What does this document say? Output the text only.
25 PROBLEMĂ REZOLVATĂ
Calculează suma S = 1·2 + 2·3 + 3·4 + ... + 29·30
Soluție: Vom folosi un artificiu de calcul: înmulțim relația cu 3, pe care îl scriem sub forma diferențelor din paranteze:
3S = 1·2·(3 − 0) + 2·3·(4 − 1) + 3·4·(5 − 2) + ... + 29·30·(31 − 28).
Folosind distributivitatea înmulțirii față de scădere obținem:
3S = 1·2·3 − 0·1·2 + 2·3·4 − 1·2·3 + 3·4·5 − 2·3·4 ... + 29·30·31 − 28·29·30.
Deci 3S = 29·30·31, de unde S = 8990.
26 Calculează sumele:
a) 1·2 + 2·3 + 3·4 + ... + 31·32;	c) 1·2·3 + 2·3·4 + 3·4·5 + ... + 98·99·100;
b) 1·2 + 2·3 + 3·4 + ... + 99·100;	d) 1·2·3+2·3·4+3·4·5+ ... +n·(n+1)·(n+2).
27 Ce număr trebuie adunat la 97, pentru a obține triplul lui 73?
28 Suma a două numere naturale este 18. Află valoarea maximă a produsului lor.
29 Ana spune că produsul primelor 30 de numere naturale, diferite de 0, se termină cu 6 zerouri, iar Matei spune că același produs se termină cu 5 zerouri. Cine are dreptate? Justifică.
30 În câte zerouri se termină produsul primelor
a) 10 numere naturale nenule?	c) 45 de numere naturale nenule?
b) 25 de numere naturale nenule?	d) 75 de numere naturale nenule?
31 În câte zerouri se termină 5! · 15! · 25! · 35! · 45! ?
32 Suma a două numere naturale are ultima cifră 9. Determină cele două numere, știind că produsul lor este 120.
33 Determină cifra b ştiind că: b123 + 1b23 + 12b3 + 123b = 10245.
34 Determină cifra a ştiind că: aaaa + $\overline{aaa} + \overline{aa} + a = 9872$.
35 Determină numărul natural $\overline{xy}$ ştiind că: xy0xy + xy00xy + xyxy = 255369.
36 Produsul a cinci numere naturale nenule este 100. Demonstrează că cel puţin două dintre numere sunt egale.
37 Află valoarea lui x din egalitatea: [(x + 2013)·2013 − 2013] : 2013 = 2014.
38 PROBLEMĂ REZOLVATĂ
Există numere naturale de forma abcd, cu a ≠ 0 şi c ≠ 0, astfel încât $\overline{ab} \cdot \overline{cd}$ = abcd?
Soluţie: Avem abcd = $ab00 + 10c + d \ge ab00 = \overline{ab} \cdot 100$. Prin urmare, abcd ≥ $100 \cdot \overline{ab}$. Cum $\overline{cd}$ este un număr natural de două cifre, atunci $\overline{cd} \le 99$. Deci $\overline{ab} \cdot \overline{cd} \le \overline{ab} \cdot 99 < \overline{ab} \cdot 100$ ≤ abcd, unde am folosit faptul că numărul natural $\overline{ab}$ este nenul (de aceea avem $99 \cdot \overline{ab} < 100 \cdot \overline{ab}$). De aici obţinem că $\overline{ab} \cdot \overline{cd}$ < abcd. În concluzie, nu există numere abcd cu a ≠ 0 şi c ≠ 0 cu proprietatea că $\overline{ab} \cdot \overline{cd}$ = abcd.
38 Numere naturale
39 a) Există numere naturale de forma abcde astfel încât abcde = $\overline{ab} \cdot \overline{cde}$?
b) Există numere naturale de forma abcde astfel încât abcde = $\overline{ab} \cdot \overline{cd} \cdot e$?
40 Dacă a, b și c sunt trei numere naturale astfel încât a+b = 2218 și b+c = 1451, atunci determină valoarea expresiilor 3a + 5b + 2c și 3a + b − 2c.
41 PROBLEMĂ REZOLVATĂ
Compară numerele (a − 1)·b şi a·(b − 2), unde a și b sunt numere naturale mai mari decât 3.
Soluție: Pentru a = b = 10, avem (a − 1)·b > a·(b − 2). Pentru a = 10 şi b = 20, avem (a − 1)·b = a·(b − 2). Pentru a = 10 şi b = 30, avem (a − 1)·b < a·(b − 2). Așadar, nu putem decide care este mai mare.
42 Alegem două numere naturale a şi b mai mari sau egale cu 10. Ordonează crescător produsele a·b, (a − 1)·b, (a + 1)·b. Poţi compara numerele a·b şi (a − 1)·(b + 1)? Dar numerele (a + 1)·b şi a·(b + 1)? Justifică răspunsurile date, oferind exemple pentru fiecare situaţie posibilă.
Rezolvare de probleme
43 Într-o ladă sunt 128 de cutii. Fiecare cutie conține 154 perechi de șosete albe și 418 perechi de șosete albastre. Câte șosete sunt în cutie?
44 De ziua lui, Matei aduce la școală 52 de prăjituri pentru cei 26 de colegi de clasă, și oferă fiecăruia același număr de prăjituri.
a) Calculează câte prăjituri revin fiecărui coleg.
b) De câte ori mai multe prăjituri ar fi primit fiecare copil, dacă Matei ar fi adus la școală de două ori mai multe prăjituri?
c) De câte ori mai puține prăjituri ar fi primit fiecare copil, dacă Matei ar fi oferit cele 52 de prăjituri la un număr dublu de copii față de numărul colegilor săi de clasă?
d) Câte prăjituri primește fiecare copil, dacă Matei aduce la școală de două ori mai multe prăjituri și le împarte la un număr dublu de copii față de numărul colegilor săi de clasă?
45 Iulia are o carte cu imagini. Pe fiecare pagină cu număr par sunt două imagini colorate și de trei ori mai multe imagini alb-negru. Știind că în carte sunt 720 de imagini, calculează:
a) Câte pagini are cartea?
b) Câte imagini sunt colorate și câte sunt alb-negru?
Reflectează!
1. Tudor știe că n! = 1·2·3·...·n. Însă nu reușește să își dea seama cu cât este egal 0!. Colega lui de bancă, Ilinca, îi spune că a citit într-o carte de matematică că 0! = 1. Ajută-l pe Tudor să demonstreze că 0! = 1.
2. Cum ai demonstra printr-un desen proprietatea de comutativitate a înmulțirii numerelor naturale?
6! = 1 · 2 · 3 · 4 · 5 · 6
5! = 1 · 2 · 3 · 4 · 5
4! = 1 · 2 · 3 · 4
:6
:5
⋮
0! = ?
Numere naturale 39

• AIM: Reproduce every record above exactly as it appears.

• WRITTEN SOLUTION:
What does this document say? Output the text only.
25 PROBLEMĂ REZOLVATĂ
Calculează suma S = 1·2 + 2·3 + 3·4 + ... + 29·30
Soluție: Vom folosi un artificiu de calcul: înmulțim relația cu 3, pe care îl scriem sub forma diferențelor din paranteze:
3S = 1·2·(3 − 0) + 2·3·(4 − 1) + 3·4·(5 − 2) + ... + 29·30·(31 − 28).
Folosind distributivitatea înmulțirii față de scădere obținem:
3S = 1·2·3 − 0·1·2 + 2·3·4 − 1·2·3 + 3·4·5 − 2·3·4 ... + 29·30·31 − 28·29·30.
Deci 3S = 29·30·31, de unde S = 8990.
26 Calculează sumele:
a) 1·2 + 2·3 + 3·4 + ... + 31·32;	c) 1·2·3 + 2·3·4 + 3·4·5 + ... + 98·99·100;
b) 1·2 + 2·3 + 3·4 + ... + 99·100;	d) 1·2·3+2·3·4+3·4·5+ ... +n·(n+1)·(n+2).
27 Ce număr trebuie adunat la 97, pentru a obține triplul lui 73?
28 Suma a două numere naturale este 18. Află valoarea maximă a produsului lor.
29 Ana spune că produsul primelor 30 de numere naturale, diferite de 0, se termină cu 6 zerouri, iar Matei spune că același produs se termină cu 5 zerouri. Cine are dreptate? Justifică.
30 În câte zerouri se termină produsul primelor
a) 10 numere naturale nenule?	c) 45 de numere naturale nenule?
b) 25 de numere naturale nenule?	d) 75 de numere naturale nenule?
31 În câte zerouri se termină 5! · 15! · 25! · 35! · 45! ?
32 Suma a două numere naturale are ultima cifră 9. Determină cele două numere, știind că produsul lor este 120.
33 Determină cifra b ştiind că: b123 + 1b23 + 12b3 + 123b = 10245.
34 Determină cifra a ştiind că: aaaa + $\overline{aaa} + \overline{aa} + a = 9872$.
35 Determină numărul natural $\overline{xy}$ ştiind că: xy0xy + xy00xy + xyxy = 255369.
36 Produsul a cinci numere naturale nenule este 100. Demonstrează că cel puţin două dintre numere sunt egale.
37 Află valoarea lui x din egalitatea: [(x + 2013)·2013 − 2013] : 2013 = 2014.
38 PROBLEMĂ REZOLVATĂ
Există numere naturale de forma abcd, cu a ≠ 0 şi c ≠ 0, astfel încât $\overline{ab} \cdot \overline{cd}$ = abcd?
Soluţie: Avem abcd = $ab00 + 10c + d \ge ab00 = \overline{ab} \cdot 100$. Prin urmare, abcd ≥ $100 \cdot \overline{ab}$. Cum $\overline{cd}$ este un număr natural de două cifre, atunci $\overline{cd} \le 99$. Deci $\overline{ab} \cdot \overline{cd} \le \overline{ab} \cdot 99 < \overline{ab} \cdot 100$ ≤ abcd, unde am folosit faptul că numărul natural $\overline{ab}$ este nenul (de aceea avem $99 \cdot \overline{ab} < 100 \cdot \overline{ab}$). De aici obţinem că $\overline{ab} \cdot \overline{cd}$ < abcd. În concluzie, nu există numere abcd cu a ≠ 0 şi c ≠ 0 cu proprietatea că $\overline{ab} \cdot \overline{cd}$ = abcd.
38 Numere naturale
39 a) Există numere naturale de forma abcde astfel încât abcde = $\overline{ab} \cdot \overline{cde}$?
b) Există numere naturale de forma abcde astfel încât abcde = $\overline{ab} \cdot \overline{cd} \cdot e$?
40 Dacă a, b și c sunt trei numere naturale astfel încât a+b = 2218 și b+c = 1451, atunci determină valoarea expresiilor 3a + 5b + 2c și 3a + b − 2c.
41 PROBLEMĂ REZOLVATĂ
Compară numerele (a − 1)·b şi a·(b − 2), unde a și b sunt numere naturale mai mari decât 3.
Soluție: Pentru a = b = 10, avem (a − 1)·b > a·(b − 2). Pentru a = 10 şi b = 20, avem (a − 1)·b = a·(b − 2). Pentru a = 10 şi b = 30, avem (a − 1)·b < a·(b − 2). Așadar, nu putem decide care este mai mare.
42 Alegem două numere naturale a şi b mai mari sau egale cu 10. Ordonează crescător produsele a·b, (a − 1)·b, (a + 1)·b. Poţi compara numerele a·b şi (a − 1)·(b + 1)? Dar numerele (a + 1)·b şi a·(b + 1)? Justifică răspunsurile date, oferind exemple pentru fiecare situaţie posibilă.
Rezolvare de probleme
43 Într-o ladă sunt 128 de cutii. Fiecare cutie conține 154 perechi de șosete albe și 418 perechi de șosete albastre. Câte șosete sunt în cutie?
44 De ziua lui, Matei aduce la școală 52 de prăjituri pentru cei 26 de colegi de clasă, și oferă fiecăruia același număr de prăjituri.
a) Calculează câte prăjituri revin fiecărui coleg.
b) De câte ori mai multe prăjituri ar fi primit fiecare copil, dacă Matei ar fi adus la școală de două ori mai multe prăjituri?
c) De câte ori mai puține prăjituri ar fi primit fiecare copil, dacă Matei ar fi oferit cele 52 de prăjituri la un număr dublu de copii față de numărul colegilor săi de clasă?
d) Câte prăjituri primește fiecare copil, dacă Matei aduce la școală de două ori mai multe prăjituri și le împarte la un număr dublu de copii față de numărul colegilor săi de clasă?
45 Iulia are o carte cu imagini. Pe fiecare pagină cu număr par sunt două imagini colorate și de trei ori mai multe imagini alb-negru. Știind că în carte sunt 720 de imagini, calculează:
a) Câte pagini are cartea?
b) Câte imagini sunt colorate și câte sunt alb-negru?
Reflectează!
1. Tudor știe că n! = 1·2·3·...·n. Însă nu reușește să își dea seama cu cât este egal 0!. Colega lui de bancă, Ilinca, îi spune că a citit într-o carte de matematică că 0! = 1. Ajută-l pe Tudor să demonstreze că 0! = 1.
2. Cum ai demonstra printr-un desen proprietatea de comutativitate a înmulțirii numerelor naturale?
6! = 1 · 2 · 3 · 4 · 5 · 6
5! = 1 · 2 · 3 · 4 · 5
4! = 1 · 2 · 3 · 4
:6
:5
⋮
0! = ?
Numere naturale 39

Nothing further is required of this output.